_Directions_
Rewrite all of the material with "map-label" replaced by "map-text" everywhere and nothing else changed. Omit the pictures from your answer.

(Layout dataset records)
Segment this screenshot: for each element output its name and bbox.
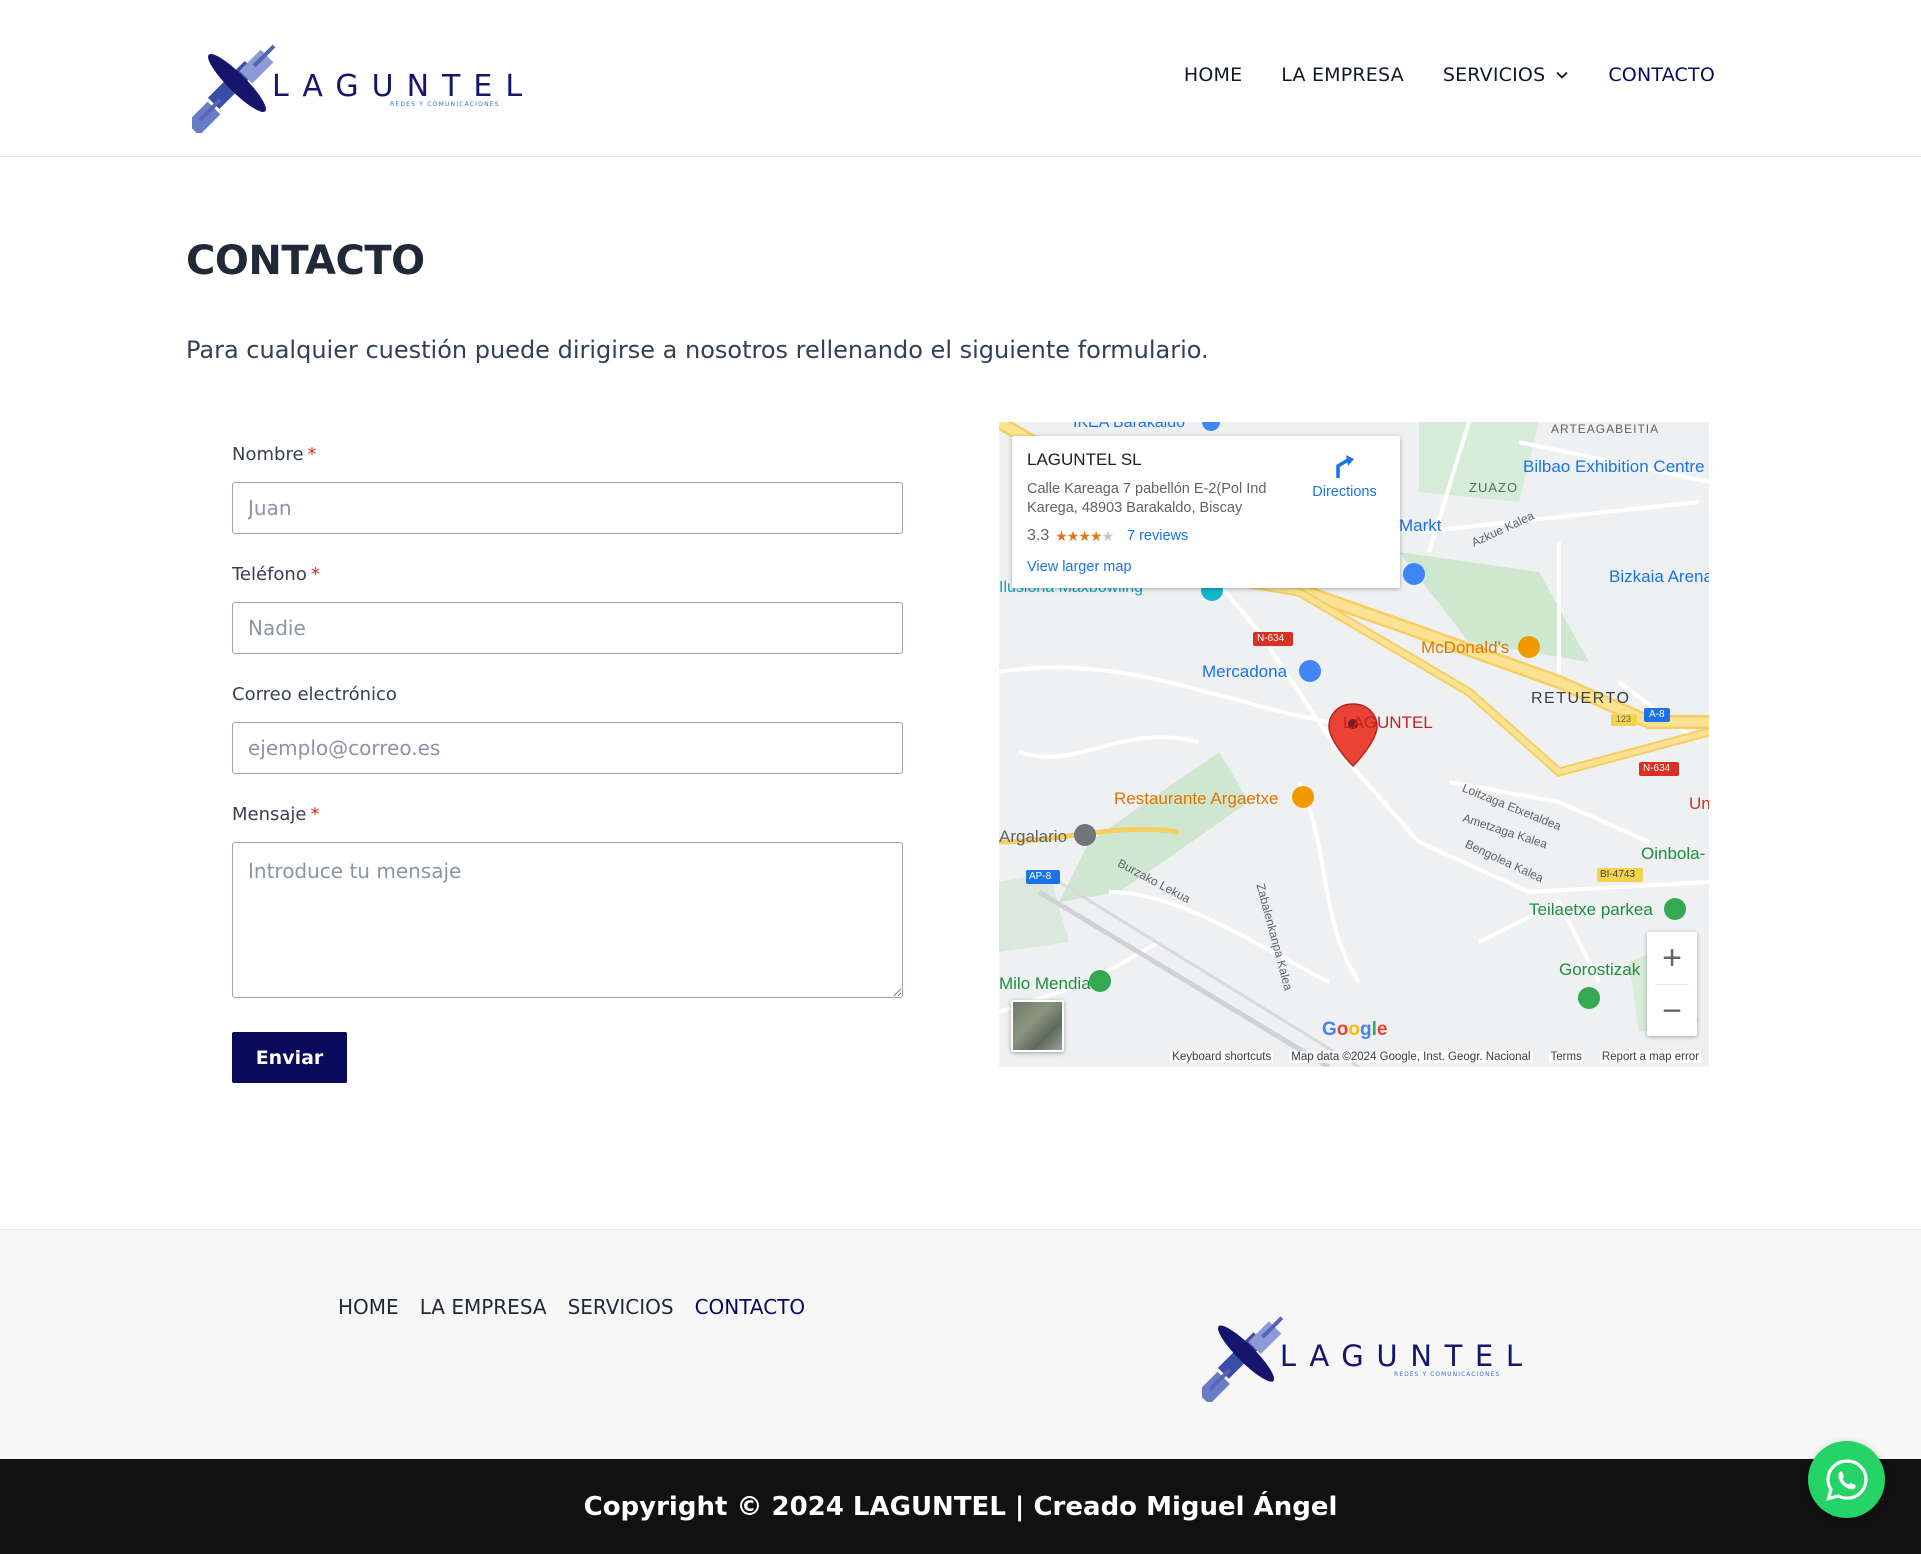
map-label: AP-8 <box>1029 871 1052 882</box>
map-label: McDonald's <box>1421 638 1510 657</box>
whatsapp-icon <box>1825 1458 1868 1501</box>
map-label: Gorostizak <box>1559 960 1641 979</box>
main-nav: HOME LA EMPRESA SERVICIOS CONTACTO <box>1145 64 1715 86</box>
nav-contacto-label: CONTACTO <box>1608 64 1715 86</box>
place-name: LAGUNTEL SL <box>1027 450 1142 469</box>
message-textarea[interactable] <box>232 842 903 998</box>
map-label: Milo Mendia <box>999 974 1091 993</box>
map-label: ZUAZO <box>1469 480 1519 495</box>
google-logo: Google <box>1322 1019 1388 1040</box>
rating-value: 3.3 <box>1027 527 1050 544</box>
reviews-link[interactable]: 7 reviews <box>1127 528 1188 544</box>
terms-link[interactable]: Terms <box>1548 1051 1584 1063</box>
intro-text: Para cualquier cuestión puede dirigirse … <box>186 336 1209 364</box>
message-field-group: Mensaje * <box>232 804 903 998</box>
map-label: Teilaetxe parkea <box>1529 900 1653 919</box>
map-label: Markt <box>1399 516 1442 535</box>
map-label: IKEA Barakaldo <box>1073 422 1186 431</box>
message-label: Mensaje * <box>232 804 320 825</box>
keyboard-shortcuts-link[interactable]: Keyboard shortcuts <box>1170 1051 1274 1063</box>
copyright-bar: Copyright © 2024 LAGUNTEL | Creado Migue… <box>0 1459 1921 1554</box>
map-label: Bilbao Exhibition Centre <box>1523 457 1705 476</box>
place-address: Calle Kareaga 7 pabellón E-2(Pol Ind Kar… <box>1027 481 1267 516</box>
nav-la-empresa[interactable]: LA EMPRESA <box>1281 64 1404 86</box>
nav-home[interactable]: HOME <box>1184 64 1242 86</box>
map-info-card: LAGUNTEL SL Calle Kareaga 7 pabellón E-2… <box>1012 436 1400 588</box>
footer-nav-servicios[interactable]: SERVICIOS <box>568 1295 674 1319</box>
site-header: LAGUNTEL REDES Y COMUNICACIONES HOME LA … <box>0 0 1921 157</box>
map-label: Mercadona <box>1202 662 1288 681</box>
header-logo[interactable]: LAGUNTEL REDES Y COMUNICACIONES <box>192 38 537 133</box>
map-label: A-8 <box>1649 709 1665 720</box>
nav-servicios-label: SERVICIOS <box>1442 64 1546 86</box>
footer-nav: HOME LA EMPRESA SERVICIOS CONTACTO <box>338 1295 805 1319</box>
logo-text: LAGUNTEL <box>272 69 535 104</box>
copyright-text: Copyright © 2024 LAGUNTEL | Creado Migue… <box>583 1491 1338 1522</box>
directions-icon <box>1335 455 1354 478</box>
rating-stars: ★★★★★ <box>1055 527 1114 544</box>
nav-servicios[interactable]: SERVICIOS <box>1443 64 1570 86</box>
email-field-group: Correo electrónico <box>232 684 903 774</box>
map-label: BI-4743 <box>1600 869 1636 880</box>
map-data-text: Map data ©2024 Google, Inst. Geogr. Naci… <box>1289 1051 1533 1063</box>
email-label: Correo electrónico <box>232 684 397 705</box>
required-marker: * <box>310 804 320 825</box>
map-label: N-634 <box>1257 633 1285 644</box>
map-label: Bizkaia Arena <box>1609 567 1709 586</box>
logo-tagline: REDES Y COMUNICACIONES <box>390 101 500 108</box>
footer-widgets: HOME LA EMPRESA SERVICIOS CONTACTO LAGUN… <box>0 1229 1921 1459</box>
phone-input[interactable] <box>232 602 903 654</box>
footer-nav-home[interactable]: HOME <box>338 1295 399 1319</box>
map-marker-label: LAGUNTEL <box>1343 713 1433 732</box>
required-marker: * <box>307 444 317 465</box>
name-label: Nombre * <box>232 444 317 465</box>
nav-la-empresa-label: LA EMPRESA <box>1281 64 1404 86</box>
map-footer: Keyboard shortcuts Map data ©2024 Google… <box>999 1047 1709 1067</box>
directions-button[interactable]: Directions <box>1302 452 1387 500</box>
phone-field-group: Teléfono * <box>232 564 903 654</box>
map-label: ARTEAGABEITIA <box>1551 422 1660 436</box>
logo-text: LAGUNTEL <box>1280 1339 1535 1373</box>
map-label: Oinbola- <box>1641 844 1706 863</box>
footer-nav-la-empresa[interactable]: LA EMPRESA <box>420 1295 547 1319</box>
name-input[interactable] <box>232 482 903 534</box>
satellite-toggle[interactable] <box>1011 1000 1064 1052</box>
page-title: CONTACTO <box>186 238 425 284</box>
name-field-group: Nombre * <box>232 444 903 534</box>
zoom-out-button[interactable]: − <box>1647 985 1697 1037</box>
zoom-in-button[interactable]: + <box>1647 932 1697 984</box>
footer-logo[interactable]: LAGUNTEL REDES Y COMUNICACIONES <box>1202 1310 1537 1402</box>
view-larger-map-link[interactable]: View larger map <box>1027 559 1132 575</box>
directions-label: Directions <box>1312 484 1377 500</box>
email-input[interactable] <box>232 722 903 774</box>
logo-tagline: REDES Y COMUNICACIONES <box>1394 1372 1500 1378</box>
map-zoom-control: + − <box>1647 932 1697 1036</box>
embedded-map[interactable]: IKEA Barakaldo ARTEAGABEITIA Bilbao Exhi… <box>999 422 1709 1067</box>
phone-label: Teléfono * <box>232 564 320 585</box>
map-label: N-634 <box>1643 763 1671 774</box>
map-label: Argalario <box>999 827 1068 846</box>
map-label: 123 <box>1616 714 1632 724</box>
contact-form: Nombre* Teléfono* Correo electrónico Men… <box>232 444 903 1083</box>
submit-button[interactable]: Enviar <box>232 1032 347 1083</box>
satellite-logo-icon <box>1202 1316 1284 1402</box>
map-label: Restaurante Argaetxe <box>1114 789 1279 808</box>
map-label: RETUERTO <box>1531 690 1631 707</box>
place-rating: 3.3 ★★★★★ 7 reviews <box>1027 527 1188 545</box>
report-error-link[interactable]: Report a map error <box>1599 1051 1701 1063</box>
nav-contacto[interactable]: CONTACTO <box>1608 64 1715 86</box>
required-marker: * <box>310 564 320 585</box>
nav-home-label: HOME <box>1183 64 1243 86</box>
chevron-down-icon <box>1556 71 1568 79</box>
whatsapp-button[interactable] <box>1808 1441 1885 1518</box>
footer-nav-contacto[interactable]: CONTACTO <box>695 1295 806 1319</box>
satellite-logo-icon <box>192 44 276 133</box>
map-label: Un <box>1689 794 1709 813</box>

_Exercise result_
Segment this screenshot: for each element output its name and bbox.
map-text: AP-8 <box>1029 871 1052 882</box>
map-text: McDonald's <box>1421 638 1510 657</box>
whatsapp-icon <box>1825 1458 1868 1501</box>
map-text: Gorostizak <box>1559 960 1641 979</box>
main-nav: HOME LA EMPRESA SERVICIOS CONTACTO <box>1145 64 1715 86</box>
nav-contacto-label: CONTACTO <box>1608 64 1715 86</box>
place-name: LAGUNTEL SL <box>1027 450 1142 469</box>
message-textarea[interactable] <box>232 842 903 998</box>
map-text: Milo Mendia <box>999 974 1091 993</box>
map-text: ZUAZO <box>1469 480 1519 495</box>
google-logo: Google <box>1322 1019 1388 1040</box>
rating-value: 3.3 <box>1027 527 1050 544</box>
reviews-link[interactable]: 7 reviews <box>1127 528 1188 544</box>
terms-link[interactable]: Terms <box>1548 1051 1584 1063</box>
intro-text: Para cualquier cuestión puede dirigirse … <box>186 336 1209 364</box>
message-field-group: Mensaje * <box>232 804 903 998</box>
map-text: Teilaetxe parkea <box>1529 900 1653 919</box>
map-text: Markt <box>1399 516 1442 535</box>
map-text: IKEA Barakaldo <box>1073 422 1186 431</box>
message-label: Mensaje * <box>232 804 320 825</box>
keyboard-shortcuts-link[interactable]: Keyboard shortcuts <box>1170 1051 1274 1063</box>
copyright-bar: Copyright © 2024 LAGUNTEL | Creado Migue… <box>0 1459 1921 1554</box>
map-text: Bilbao Exhibition Centre <box>1523 457 1705 476</box>
place-address: Calle Kareaga 7 pabellón E-2(Pol Ind Kar… <box>1027 481 1267 516</box>
nav-la-empresa[interactable]: LA EMPRESA <box>1281 64 1404 86</box>
nav-home[interactable]: HOME <box>1184 64 1242 86</box>
map-info-card: LAGUNTEL SL Calle Kareaga 7 pabellón E-2… <box>1012 436 1400 588</box>
footer-nav-servicios[interactable]: SERVICIOS <box>568 1295 674 1319</box>
site-header: LAGUNTEL REDES Y COMUNICACIONES HOME LA … <box>0 0 1921 157</box>
map-text: Mercadona <box>1202 662 1288 681</box>
header-logo[interactable]: LAGUNTEL REDES Y COMUNICACIONES <box>192 38 537 133</box>
map-text: A-8 <box>1649 709 1665 720</box>
nav-servicios-label: SERVICIOS <box>1442 64 1546 86</box>
footer-nav: HOME LA EMPRESA SERVICIOS CONTACTO <box>338 1295 805 1319</box>
logo-text: LAGUNTEL <box>272 69 535 104</box>
copyright-text: Copyright © 2024 LAGUNTEL | Creado Migue… <box>583 1491 1338 1522</box>
directions-icon <box>1335 455 1354 478</box>
rating-stars: ★★★★★ <box>1055 527 1114 544</box>
nav-servicios[interactable]: SERVICIOS <box>1443 64 1570 86</box>
email-field-group: Correo electrónico <box>232 684 903 774</box>
map-text: BI-4743 <box>1600 869 1636 880</box>
map-data-text: Map data ©2024 Google, Inst. Geogr. Naci… <box>1289 1051 1533 1063</box>
email-label: Correo electrónico <box>232 684 397 705</box>
required-marker: * <box>310 804 320 825</box>
map-text: N-634 <box>1257 633 1285 644</box>
map-text: Bizkaia Arena <box>1609 567 1709 586</box>
logo-tagline: REDES Y COMUNICACIONES <box>390 101 500 108</box>
footer-widgets: HOME LA EMPRESA SERVICIOS CONTACTO LAGUN… <box>0 1229 1921 1459</box>
phone-input[interactable] <box>232 602 903 654</box>
footer-nav-home[interactable]: HOME <box>338 1295 399 1319</box>
map-marker-label: LAGUNTEL <box>1343 713 1433 732</box>
required-marker: * <box>307 444 317 465</box>
name-label: Nombre * <box>232 444 317 465</box>
nav-la-empresa-label: LA EMPRESA <box>1281 64 1404 86</box>
map-footer: Keyboard shortcuts Map data ©2024 Google… <box>999 1047 1709 1067</box>
directions-button[interactable]: Directions <box>1302 452 1387 500</box>
phone-field-group: Teléfono * <box>232 564 903 654</box>
map-text: ARTEAGABEITIA <box>1551 422 1660 436</box>
logo-text: LAGUNTEL <box>1280 1339 1535 1373</box>
map-text: Oinbola- <box>1641 844 1706 863</box>
footer-nav-la-empresa[interactable]: LA EMPRESA <box>420 1295 547 1319</box>
name-input[interactable] <box>232 482 903 534</box>
satellite-toggle[interactable] <box>1011 1000 1064 1052</box>
page-title: CONTACTO <box>186 238 425 284</box>
name-field-group: Nombre * <box>232 444 903 534</box>
zoom-out-button[interactable]: − <box>1647 985 1697 1037</box>
zoom-in-button[interactable]: + <box>1647 932 1697 984</box>
footer-logo[interactable]: LAGUNTEL REDES Y COMUNICACIONES <box>1202 1310 1537 1402</box>
view-larger-map-link[interactable]: View larger map <box>1027 559 1132 575</box>
directions-label: Directions <box>1312 484 1377 500</box>
email-input[interactable] <box>232 722 903 774</box>
logo-tagline: REDES Y COMUNICACIONES <box>1394 1372 1500 1378</box>
map-zoom-control: + − <box>1647 932 1697 1036</box>
embedded-map[interactable]: IKEA Barakaldo ARTEAGABEITIA Bilbao Exhi… <box>999 422 1709 1067</box>
phone-label: Teléfono * <box>232 564 320 585</box>
map-text: N-634 <box>1643 763 1671 774</box>
map-text: Argalario <box>999 827 1068 846</box>
map-text: 123 <box>1616 714 1632 724</box>
contact-form: Nombre* Teléfono* Correo electrónico Men… <box>232 444 903 1083</box>
submit-button[interactable]: Enviar <box>232 1032 347 1083</box>
satellite-logo-icon <box>1202 1316 1284 1402</box>
map-text: Restaurante Argaetxe <box>1114 789 1279 808</box>
map-text: RETUERTO <box>1531 690 1631 707</box>
place-rating: 3.3 ★★★★★ 7 reviews <box>1027 527 1188 545</box>
report-error-link[interactable]: Report a map error <box>1599 1051 1701 1063</box>
nav-contacto[interactable]: CONTACTO <box>1608 64 1715 86</box>
required-marker: * <box>310 564 320 585</box>
nav-home-label: HOME <box>1183 64 1243 86</box>
chevron-down-icon <box>1556 71 1568 79</box>
whatsapp-button[interactable] <box>1808 1441 1885 1518</box>
footer-nav-contacto[interactable]: CONTACTO <box>695 1295 806 1319</box>
satellite-logo-icon <box>192 44 276 133</box>
map-text: Un <box>1689 794 1709 813</box>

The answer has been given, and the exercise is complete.